Set exercise: Transcribe all of the data exactly. Omit the pictures.

Given records:
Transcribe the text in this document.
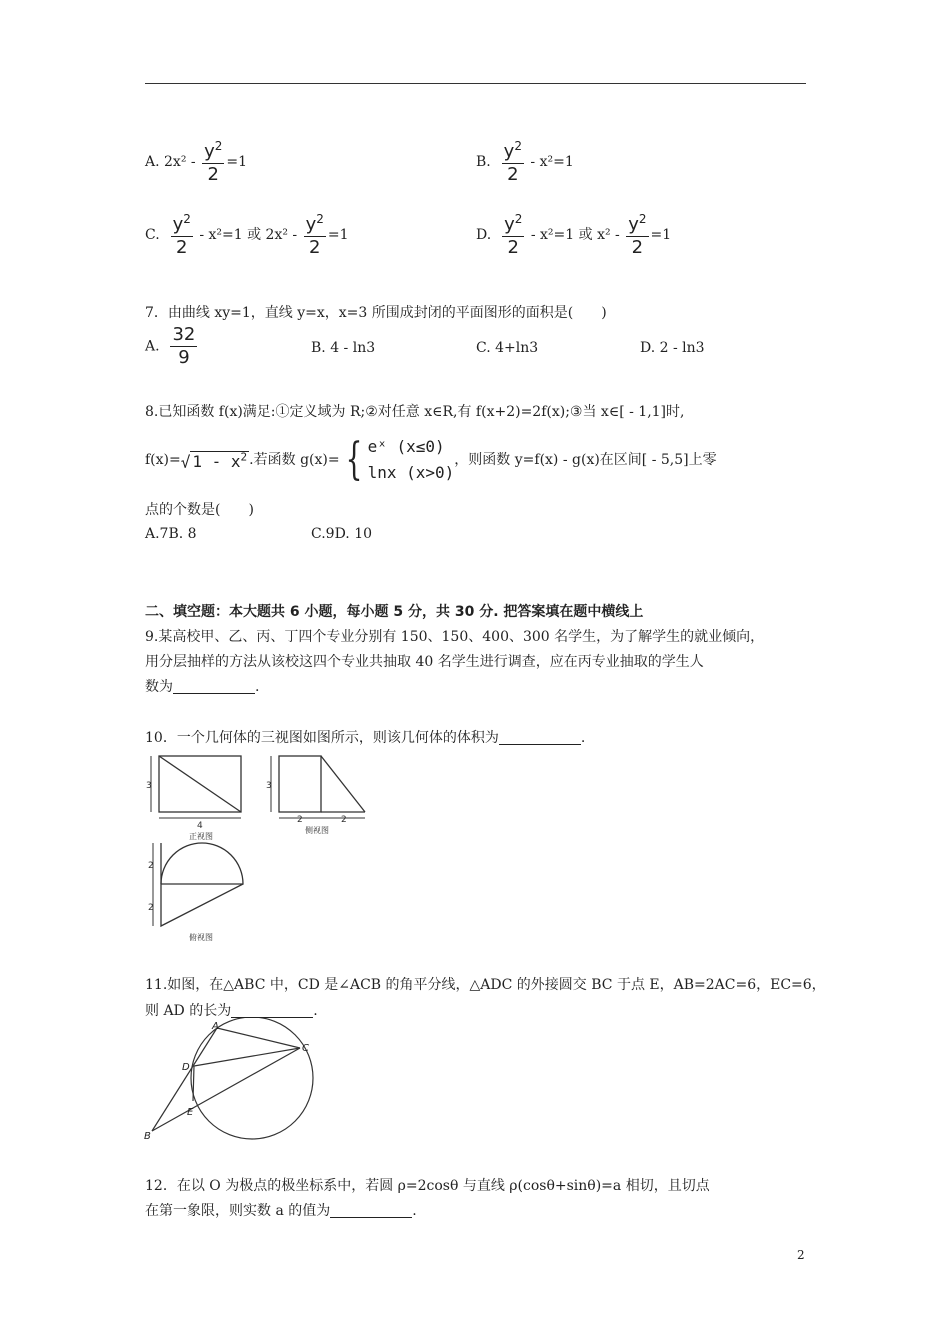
A. $2x^2 - \frac{y^2}{2} =1$	B. $\frac{y^2}{2} - x^2=1$
C. $\frac{y^2}{2} - x^2=1$ 或 $2x^2 - \frac{y^2}{2} =1$	D. $\frac{y^2}{2} - x^2=1$ 或 $x^2 - \frac{y^2}{2} =1$
7．由曲线 xy=1，直线 y=x，x=3 所围成封闭的平面图形的面积是(　　)
A. $\frac{32}{9}$	B. 4 - ln3	C. 4+ln3	D. 2 - ln3
8.已知函数 f(x)满足:①定义域为 R;②对任意 x∈R,有 f(x+2)=2f(x);③当 x∈[ - 1,1]时,
f(x)=√ $1 - x^2$ .若函数 g(x)= { eˣ (x≤0)
lnx (x>0)
，则函数 y=f(x) - g(x)在区间[ - 5,5]上零
点的个数是(　　)
A.7B. 8	C.9D. 10
二、填空题：本大题共 6 小题，每小题 5 分，共 30 分. 把答案填在题中横线上
9.某高校甲、乙、丙、丁四个专业分别有 150、150、400、300 名学生，为了解学生的就业倾向，
用分层抽样的方法从该校这四个专业共抽取 40 名学生进行调查，应在丙专业抽取的学生人
数为	.
10．一个几何体的三视图如图所示，则该几何体的体积为	.
3
4
正视图
3
2	2
侧视图
2
2
俯视图
11.如图，在△ABC 中，CD 是∠ACB 的角平分线，△ADC 的外接圆交 BC 于点 E，AB=2AC=6，EC=6，
则 AD 的长为	.
A
C
D
E
B
12．在以 O 为极点的极坐标系中，若圆 ρ=2cosθ 与直线 ρ(cosθ+sinθ)=a 相切，且切点
在第一象限，则实数 a 的值为	.
2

Exercise result:
Transcribe the text in this document.
A. $2x^2 - \frac{y^2}{2} =1$	B. $\frac{y^2}{2} - x^2=1$
C. $\frac{y^2}{2} - x^2=1$ 或 $2x^2 - \frac{y^2}{2} =1$	D. $\frac{y^2}{2} - x^2=1$ 或 $x^2 - \frac{y^2}{2} =1$
7．由曲线 xy=1，直线 y=x，x=3 所围成封闭的平面图形的面积是(　　)
A. $\frac{32}{9}$	B. 4 - ln3	C. 4+ln3	D. 2 - ln3
8.已知函数 f(x)满足:①定义域为 R;②对任意 x∈R,有 f(x+2)=2f(x);③当 x∈[ - 1,1]时,
f(x)=√ $1 - x^2$ .若函数 g(x)= { eˣ (x≤0)
lnx (x>0)
，则函数 y=f(x) - g(x)在区间[ - 5,5]上零
点的个数是(　　)
A.7B. 8	C.9D. 10
二、填空题：本大题共 6 小题，每小题 5 分，共 30 分. 把答案填在题中横线上
9.某高校甲、乙、丙、丁四个专业分别有 150、150、400、300 名学生，为了解学生的就业倾向，
用分层抽样的方法从该校这四个专业共抽取 40 名学生进行调查，应在丙专业抽取的学生人
数为	.
10．一个几何体的三视图如图所示，则该几何体的体积为	.
3
4
正视图
3
2	2
侧视图
2
2
俯视图
11.如图，在△ABC 中，CD 是∠ACB 的角平分线，△ADC 的外接圆交 BC 于点 E，AB=2AC=6，EC=6，
则 AD 的长为	.
A
C
D
E
B
12．在以 O 为极点的极坐标系中，若圆 ρ=2cosθ 与直线 ρ(cosθ+sinθ)=a 相切，且切点
在第一象限，则实数 a 的值为	.
2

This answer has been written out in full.